__Data section__
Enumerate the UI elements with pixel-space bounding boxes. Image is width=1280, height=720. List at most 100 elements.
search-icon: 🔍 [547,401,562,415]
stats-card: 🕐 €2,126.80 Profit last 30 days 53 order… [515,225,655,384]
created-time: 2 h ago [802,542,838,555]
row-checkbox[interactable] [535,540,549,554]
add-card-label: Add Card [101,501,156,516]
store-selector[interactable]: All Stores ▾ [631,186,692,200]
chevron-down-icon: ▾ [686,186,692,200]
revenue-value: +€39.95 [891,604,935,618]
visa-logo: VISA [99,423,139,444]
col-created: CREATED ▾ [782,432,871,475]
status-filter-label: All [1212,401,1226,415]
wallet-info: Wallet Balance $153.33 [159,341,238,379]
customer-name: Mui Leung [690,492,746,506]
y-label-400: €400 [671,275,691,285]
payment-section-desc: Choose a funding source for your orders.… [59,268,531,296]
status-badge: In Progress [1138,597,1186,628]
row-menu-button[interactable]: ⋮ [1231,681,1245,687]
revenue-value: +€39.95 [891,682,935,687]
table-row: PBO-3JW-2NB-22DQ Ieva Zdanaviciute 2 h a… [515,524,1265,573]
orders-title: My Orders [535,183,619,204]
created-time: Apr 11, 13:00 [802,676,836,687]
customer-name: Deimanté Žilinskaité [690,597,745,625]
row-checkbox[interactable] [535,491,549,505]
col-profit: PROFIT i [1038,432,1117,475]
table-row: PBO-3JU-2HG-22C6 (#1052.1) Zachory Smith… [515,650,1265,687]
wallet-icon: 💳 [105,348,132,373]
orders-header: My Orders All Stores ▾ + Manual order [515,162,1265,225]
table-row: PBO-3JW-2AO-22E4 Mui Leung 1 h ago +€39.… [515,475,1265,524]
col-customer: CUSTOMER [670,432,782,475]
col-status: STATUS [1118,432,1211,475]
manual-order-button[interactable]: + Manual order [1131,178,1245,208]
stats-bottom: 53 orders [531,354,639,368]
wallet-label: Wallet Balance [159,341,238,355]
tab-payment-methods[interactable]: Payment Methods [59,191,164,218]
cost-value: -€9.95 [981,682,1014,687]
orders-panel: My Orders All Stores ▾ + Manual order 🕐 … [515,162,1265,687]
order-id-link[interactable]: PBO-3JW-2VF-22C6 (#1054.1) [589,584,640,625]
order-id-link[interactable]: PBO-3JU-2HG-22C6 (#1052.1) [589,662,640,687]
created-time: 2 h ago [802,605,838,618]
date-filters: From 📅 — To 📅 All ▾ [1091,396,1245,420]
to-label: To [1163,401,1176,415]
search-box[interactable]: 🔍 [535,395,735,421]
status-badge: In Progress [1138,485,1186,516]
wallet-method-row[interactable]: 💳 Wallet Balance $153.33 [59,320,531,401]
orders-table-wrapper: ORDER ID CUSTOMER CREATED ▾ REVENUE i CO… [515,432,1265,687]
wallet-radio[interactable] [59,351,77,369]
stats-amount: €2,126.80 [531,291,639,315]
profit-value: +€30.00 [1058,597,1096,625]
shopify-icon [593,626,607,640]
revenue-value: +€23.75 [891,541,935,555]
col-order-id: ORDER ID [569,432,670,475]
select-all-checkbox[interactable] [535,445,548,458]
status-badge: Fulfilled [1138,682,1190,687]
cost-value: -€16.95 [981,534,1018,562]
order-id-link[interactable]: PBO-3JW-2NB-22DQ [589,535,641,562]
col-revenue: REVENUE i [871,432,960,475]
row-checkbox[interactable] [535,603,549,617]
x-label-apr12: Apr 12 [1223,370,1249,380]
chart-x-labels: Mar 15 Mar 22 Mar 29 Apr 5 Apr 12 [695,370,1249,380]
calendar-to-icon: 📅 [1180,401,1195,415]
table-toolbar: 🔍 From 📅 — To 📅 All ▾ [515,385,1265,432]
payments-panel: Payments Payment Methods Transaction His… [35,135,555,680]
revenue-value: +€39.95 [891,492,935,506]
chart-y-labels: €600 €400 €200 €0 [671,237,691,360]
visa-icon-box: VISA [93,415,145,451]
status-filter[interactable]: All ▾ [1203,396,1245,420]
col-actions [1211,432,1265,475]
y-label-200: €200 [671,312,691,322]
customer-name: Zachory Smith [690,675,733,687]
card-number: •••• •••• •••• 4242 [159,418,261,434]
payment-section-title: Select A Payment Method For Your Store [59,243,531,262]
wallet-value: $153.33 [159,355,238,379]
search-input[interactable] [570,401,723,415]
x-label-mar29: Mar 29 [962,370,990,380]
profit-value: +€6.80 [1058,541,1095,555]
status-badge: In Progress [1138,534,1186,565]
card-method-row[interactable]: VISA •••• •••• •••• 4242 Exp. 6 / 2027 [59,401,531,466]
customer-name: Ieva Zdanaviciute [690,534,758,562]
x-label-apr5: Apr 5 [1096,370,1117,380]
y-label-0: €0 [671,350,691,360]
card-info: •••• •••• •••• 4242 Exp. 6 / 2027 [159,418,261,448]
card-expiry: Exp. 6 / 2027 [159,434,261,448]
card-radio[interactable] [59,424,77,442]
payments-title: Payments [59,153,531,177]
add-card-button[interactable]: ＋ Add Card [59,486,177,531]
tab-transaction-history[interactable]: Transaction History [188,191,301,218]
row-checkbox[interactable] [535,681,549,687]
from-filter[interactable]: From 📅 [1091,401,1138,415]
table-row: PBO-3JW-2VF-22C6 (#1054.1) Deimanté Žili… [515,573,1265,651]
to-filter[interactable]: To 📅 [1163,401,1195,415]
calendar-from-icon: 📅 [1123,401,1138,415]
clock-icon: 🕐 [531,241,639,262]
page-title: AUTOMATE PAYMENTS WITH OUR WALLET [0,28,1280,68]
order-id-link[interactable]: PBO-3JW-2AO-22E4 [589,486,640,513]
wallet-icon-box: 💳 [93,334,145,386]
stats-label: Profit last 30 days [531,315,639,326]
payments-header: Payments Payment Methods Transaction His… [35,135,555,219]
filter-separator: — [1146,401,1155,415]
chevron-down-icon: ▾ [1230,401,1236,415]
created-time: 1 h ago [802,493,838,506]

__Task statement__
Would you repeat, word for word, the lines of the material from its very first line through the line holding "row-checkbox[interactable] [535,540,549,554]", with both of those lines included?

__Exercise response__
Enumerate the UI elements with pixel-space bounding boxes. Image is width=1280, height=720. List at most 100 elements.
search-icon: 🔍 [547,401,562,415]
stats-card: 🕐 €2,126.80 Profit last 30 days 53 order… [515,225,655,384]
created-time: 2 h ago [802,542,838,555]
row-checkbox[interactable] [535,540,549,554]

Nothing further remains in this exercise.